Short problem: Copy out every line containing the word "pushing".

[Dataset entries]
----

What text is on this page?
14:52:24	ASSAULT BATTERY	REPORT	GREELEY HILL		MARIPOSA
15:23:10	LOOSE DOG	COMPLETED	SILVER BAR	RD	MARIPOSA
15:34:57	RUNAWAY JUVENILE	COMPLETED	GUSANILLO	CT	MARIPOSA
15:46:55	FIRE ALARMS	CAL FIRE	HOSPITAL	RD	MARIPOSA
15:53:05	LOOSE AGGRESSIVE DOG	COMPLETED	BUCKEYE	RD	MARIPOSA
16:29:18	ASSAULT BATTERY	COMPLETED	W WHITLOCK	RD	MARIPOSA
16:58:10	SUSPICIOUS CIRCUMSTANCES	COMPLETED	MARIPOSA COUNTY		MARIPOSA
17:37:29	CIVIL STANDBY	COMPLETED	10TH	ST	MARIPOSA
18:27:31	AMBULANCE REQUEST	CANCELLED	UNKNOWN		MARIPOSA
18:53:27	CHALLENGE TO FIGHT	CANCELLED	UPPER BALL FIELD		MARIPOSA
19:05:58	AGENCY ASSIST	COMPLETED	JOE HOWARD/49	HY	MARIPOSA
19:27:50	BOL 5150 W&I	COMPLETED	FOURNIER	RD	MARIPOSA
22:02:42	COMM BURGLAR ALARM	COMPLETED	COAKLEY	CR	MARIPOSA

----

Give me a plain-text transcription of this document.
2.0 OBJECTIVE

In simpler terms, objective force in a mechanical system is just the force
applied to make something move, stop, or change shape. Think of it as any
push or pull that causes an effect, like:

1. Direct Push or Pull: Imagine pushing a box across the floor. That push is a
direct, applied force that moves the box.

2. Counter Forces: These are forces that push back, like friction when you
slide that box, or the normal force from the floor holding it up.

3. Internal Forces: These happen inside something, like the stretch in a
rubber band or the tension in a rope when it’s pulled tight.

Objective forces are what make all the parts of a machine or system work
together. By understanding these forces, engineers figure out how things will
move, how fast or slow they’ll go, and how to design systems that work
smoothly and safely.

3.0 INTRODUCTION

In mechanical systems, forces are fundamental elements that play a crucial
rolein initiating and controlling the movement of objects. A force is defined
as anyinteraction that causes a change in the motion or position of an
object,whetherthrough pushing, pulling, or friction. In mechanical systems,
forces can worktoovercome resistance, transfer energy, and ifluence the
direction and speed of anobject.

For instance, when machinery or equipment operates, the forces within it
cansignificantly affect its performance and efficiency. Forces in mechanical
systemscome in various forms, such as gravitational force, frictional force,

----

Task result:
1. Direct Push or Pull: Imagine pushing a box across the floor. That push is a
object,whetherthrough pushing, pulling, or friction. In mechanical systems,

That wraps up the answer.